> The exercise
Copy out exactly the lines from the one containing "Serialize everything readable" to the end of the records below, both included, and nothing else.
___ Records supplied ___
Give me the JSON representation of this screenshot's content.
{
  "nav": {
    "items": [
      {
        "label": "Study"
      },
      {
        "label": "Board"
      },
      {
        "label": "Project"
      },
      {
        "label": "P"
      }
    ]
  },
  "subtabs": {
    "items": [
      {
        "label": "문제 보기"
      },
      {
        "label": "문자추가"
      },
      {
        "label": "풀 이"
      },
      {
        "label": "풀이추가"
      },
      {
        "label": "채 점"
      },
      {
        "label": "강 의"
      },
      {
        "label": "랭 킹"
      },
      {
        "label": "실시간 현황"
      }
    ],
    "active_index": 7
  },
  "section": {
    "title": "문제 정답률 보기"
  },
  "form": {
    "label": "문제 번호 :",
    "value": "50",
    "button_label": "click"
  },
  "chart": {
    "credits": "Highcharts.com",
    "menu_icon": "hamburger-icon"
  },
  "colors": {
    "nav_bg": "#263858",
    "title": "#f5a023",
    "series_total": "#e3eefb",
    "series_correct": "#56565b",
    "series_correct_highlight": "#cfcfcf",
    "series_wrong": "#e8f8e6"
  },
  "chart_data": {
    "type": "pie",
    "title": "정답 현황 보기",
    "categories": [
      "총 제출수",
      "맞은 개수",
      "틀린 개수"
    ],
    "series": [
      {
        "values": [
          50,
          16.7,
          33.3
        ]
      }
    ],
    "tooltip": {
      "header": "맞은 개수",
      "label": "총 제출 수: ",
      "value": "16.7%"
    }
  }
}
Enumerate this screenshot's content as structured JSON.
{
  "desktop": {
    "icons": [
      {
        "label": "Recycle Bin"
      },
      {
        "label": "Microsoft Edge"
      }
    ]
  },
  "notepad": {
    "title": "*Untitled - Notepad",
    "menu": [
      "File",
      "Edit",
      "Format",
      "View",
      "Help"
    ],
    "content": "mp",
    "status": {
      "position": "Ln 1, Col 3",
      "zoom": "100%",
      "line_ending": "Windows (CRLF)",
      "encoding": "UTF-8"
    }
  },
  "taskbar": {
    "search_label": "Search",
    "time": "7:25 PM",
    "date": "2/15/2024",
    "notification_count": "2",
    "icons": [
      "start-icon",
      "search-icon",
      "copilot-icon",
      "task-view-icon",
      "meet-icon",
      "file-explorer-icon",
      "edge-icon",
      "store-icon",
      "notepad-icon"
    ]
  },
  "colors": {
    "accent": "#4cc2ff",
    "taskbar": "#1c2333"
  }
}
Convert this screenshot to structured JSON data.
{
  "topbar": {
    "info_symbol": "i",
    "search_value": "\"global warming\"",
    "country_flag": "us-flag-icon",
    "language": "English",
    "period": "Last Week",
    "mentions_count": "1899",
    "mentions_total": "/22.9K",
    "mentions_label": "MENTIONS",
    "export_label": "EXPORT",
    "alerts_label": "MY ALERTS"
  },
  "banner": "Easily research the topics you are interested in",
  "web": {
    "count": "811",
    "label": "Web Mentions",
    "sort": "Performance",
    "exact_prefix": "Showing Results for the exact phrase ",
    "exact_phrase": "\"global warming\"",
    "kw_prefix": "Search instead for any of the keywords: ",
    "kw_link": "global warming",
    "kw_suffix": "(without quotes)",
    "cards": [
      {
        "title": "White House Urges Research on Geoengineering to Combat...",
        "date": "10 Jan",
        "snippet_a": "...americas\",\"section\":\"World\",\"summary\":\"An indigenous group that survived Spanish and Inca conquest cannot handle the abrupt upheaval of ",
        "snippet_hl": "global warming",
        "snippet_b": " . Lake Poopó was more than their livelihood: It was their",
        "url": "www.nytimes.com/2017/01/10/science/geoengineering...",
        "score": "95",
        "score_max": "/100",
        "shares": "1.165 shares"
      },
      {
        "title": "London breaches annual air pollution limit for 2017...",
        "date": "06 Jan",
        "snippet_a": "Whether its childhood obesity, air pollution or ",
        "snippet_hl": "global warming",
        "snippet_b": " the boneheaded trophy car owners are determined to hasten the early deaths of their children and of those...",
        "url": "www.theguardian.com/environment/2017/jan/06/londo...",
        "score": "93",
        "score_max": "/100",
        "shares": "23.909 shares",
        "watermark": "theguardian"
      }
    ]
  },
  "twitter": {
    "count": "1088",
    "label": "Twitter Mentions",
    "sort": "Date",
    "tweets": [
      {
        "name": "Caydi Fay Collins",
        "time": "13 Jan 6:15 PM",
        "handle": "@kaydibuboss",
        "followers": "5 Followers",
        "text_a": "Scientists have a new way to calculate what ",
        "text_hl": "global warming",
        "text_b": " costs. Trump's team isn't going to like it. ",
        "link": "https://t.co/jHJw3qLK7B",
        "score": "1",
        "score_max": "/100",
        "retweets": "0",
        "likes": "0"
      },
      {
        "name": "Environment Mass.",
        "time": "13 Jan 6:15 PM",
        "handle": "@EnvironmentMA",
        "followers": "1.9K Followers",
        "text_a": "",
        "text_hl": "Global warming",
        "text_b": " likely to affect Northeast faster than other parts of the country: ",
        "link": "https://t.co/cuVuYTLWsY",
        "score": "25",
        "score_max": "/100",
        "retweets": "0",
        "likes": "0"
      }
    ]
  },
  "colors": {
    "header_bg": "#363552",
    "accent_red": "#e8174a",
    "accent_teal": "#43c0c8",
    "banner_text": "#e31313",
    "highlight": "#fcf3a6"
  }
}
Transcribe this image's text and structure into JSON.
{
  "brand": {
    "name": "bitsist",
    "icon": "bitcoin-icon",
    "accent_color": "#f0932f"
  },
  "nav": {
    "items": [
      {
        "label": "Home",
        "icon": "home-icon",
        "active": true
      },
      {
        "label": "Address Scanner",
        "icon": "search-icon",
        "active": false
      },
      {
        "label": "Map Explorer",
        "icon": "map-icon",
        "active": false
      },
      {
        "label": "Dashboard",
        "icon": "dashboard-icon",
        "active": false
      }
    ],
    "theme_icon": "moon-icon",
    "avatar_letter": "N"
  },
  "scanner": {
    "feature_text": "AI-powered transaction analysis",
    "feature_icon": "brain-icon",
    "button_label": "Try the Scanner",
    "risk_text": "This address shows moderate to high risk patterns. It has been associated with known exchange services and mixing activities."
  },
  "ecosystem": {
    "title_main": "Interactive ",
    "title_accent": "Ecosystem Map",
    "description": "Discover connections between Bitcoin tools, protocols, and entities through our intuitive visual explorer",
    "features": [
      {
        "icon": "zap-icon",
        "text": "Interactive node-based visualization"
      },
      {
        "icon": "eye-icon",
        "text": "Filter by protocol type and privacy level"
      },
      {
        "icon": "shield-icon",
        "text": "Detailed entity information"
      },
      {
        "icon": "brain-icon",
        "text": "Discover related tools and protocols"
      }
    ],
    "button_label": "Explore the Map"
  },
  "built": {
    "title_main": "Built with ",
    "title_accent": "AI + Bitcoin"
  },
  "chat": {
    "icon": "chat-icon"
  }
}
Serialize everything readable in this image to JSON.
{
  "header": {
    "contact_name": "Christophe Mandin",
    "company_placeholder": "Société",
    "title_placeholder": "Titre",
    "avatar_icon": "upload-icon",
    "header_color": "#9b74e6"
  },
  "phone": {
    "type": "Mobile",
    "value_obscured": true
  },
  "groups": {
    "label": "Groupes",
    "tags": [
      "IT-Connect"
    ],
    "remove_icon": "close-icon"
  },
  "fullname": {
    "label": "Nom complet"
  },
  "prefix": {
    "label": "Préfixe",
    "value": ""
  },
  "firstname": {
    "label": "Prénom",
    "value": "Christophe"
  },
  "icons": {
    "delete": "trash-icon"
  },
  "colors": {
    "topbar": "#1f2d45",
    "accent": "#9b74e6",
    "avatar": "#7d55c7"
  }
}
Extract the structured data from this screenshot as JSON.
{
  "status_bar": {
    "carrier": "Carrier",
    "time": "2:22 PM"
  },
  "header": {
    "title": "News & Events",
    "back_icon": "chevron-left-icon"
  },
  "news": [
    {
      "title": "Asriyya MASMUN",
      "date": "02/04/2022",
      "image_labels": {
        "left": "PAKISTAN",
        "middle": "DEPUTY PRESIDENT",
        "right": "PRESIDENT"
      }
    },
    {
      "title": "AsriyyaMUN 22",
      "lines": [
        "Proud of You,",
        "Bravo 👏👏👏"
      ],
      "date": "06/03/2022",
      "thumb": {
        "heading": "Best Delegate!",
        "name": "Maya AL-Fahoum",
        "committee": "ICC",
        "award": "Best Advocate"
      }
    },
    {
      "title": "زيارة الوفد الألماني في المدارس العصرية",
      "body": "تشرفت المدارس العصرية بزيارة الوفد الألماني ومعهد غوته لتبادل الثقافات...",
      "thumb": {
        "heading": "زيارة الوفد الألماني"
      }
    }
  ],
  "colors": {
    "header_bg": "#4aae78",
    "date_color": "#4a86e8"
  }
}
___
> Task result
Serialize everything readable in this image to JSON.
{
  "header": {
    "contact_name": "Christophe Mandin",
    "company_placeholder": "Société",
    "title_placeholder": "Titre",
    "avatar_icon": "upload-icon",
    "header_color": "#9b74e6"
  },
  "phone": {
    "type": "Mobile",
    "value_obscured": true
  },
  "groups": {
    "label": "Groupes",
    "tags": [
      "IT-Connect"
    ],
    "remove_icon": "close-icon"
  },
  "fullname": {
    "label": "Nom complet"
  },
  "prefix": {
    "label": "Préfixe",
    "value": ""
  },
  "firstname": {
    "label": "Prénom",
    "value": "Christophe"
  },
  "icons": {
    "delete": "trash-icon"
  },
  "colors": {
    "topbar": "#1f2d45",
    "accent": "#9b74e6",
    "avatar": "#7d55c7"
  }
}
Extract the structured data from this screenshot as JSON.
{
  "status_bar": {
    "carrier": "Carrier",
    "time": "2:22 PM"
  },
  "header": {
    "title": "News & Events",
    "back_icon": "chevron-left-icon"
  },
  "news": [
    {
      "title": "Asriyya MASMUN",
      "date": "02/04/2022",
      "image_labels": {
        "left": "PAKISTAN",
        "middle": "DEPUTY PRESIDENT",
        "right": "PRESIDENT"
      }
    },
    {
      "title": "AsriyyaMUN 22",
      "lines": [
        "Proud of You,",
        "Bravo 👏👏👏"
      ],
      "date": "06/03/2022",
      "thumb": {
        "heading": "Best Delegate!",
        "name": "Maya AL-Fahoum",
        "committee": "ICC",
        "award": "Best Advocate"
      }
    },
    {
      "title": "زيارة الوفد الألماني في المدارس العصرية",
      "body": "تشرفت المدارس العصرية بزيارة الوفد الألماني ومعهد غوته لتبادل الثقافات...",
      "thumb": {
        "heading": "زيارة الوفد الألماني"
      }
    }
  ],
  "colors": {
    "header_bg": "#4aae78",
    "date_color": "#4a86e8"
  }
}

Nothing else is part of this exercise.